- Records supplied -
┄┄┄┄┄┄┄┄┄┄┄┄┄┄┄┄┄┄┄┄

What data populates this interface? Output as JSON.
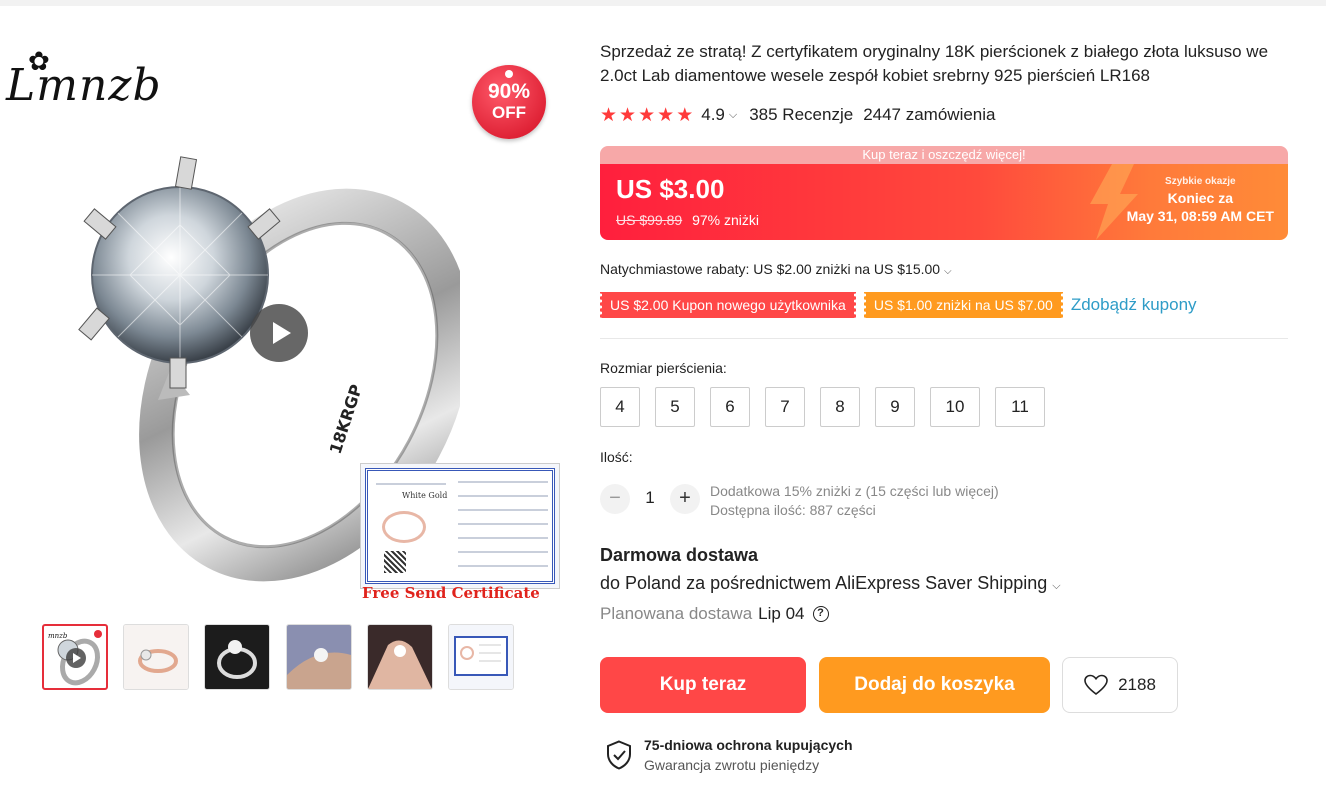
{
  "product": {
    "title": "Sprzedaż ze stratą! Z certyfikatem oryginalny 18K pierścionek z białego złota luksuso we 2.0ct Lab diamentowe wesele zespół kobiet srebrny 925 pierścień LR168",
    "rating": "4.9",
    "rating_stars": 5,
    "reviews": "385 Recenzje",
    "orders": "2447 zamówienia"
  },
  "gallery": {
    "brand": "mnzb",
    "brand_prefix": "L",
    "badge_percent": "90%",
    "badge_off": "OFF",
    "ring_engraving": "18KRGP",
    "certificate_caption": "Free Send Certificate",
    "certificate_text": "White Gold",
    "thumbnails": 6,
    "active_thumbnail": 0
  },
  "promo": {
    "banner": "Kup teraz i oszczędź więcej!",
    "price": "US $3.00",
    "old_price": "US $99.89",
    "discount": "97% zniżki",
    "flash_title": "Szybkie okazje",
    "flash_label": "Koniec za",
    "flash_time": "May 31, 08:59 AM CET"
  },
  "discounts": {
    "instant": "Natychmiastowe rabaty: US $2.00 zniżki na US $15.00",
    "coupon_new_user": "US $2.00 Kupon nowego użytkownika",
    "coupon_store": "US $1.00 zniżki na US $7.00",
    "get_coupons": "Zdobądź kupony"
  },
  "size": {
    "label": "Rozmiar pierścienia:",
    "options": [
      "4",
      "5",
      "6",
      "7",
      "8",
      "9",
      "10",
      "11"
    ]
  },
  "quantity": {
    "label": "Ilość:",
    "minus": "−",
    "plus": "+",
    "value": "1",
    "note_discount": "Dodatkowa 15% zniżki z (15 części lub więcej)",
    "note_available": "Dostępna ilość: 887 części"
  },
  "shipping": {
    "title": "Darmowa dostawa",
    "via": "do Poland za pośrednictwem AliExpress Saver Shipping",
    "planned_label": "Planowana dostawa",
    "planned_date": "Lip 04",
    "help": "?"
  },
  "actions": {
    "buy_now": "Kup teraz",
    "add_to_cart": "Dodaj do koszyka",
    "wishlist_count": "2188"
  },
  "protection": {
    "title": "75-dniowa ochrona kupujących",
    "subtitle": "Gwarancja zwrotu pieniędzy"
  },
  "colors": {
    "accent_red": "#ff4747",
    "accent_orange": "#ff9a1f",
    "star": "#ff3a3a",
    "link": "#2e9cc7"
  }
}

┄┄┄┄┄┄┄┄┄┄┄┄┄┄┄┄┄┄┄┄

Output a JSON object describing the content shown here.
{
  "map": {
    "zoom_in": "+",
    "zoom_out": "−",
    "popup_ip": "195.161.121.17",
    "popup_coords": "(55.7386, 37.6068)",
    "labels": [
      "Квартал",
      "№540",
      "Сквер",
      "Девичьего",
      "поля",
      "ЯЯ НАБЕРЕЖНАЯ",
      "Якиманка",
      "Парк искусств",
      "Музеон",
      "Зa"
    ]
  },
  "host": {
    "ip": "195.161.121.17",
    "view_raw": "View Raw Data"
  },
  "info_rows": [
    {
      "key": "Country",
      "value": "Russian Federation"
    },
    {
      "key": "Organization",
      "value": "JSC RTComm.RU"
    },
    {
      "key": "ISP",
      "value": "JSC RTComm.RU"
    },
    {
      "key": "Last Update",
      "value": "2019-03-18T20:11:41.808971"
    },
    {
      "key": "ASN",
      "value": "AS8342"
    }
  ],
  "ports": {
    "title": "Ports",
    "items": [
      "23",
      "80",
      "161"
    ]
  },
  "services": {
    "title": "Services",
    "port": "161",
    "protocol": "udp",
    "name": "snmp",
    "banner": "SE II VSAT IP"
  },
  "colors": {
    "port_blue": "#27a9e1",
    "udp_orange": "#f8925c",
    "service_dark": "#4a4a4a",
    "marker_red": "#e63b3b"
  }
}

┄┄┄┄┄┄┄┄┄┄┄┄┄┄┄┄┄┄┄┄

Extract every line containing the string "value" from the material.

- Solution below -
    "value": "1",
      "value": "Russian Federation"
      "value": "JSC RTComm.RU"
      "value": "JSC RTComm.RU"
      "value": "2019-03-18T20:11:41.808971"
      "value": "AS8342"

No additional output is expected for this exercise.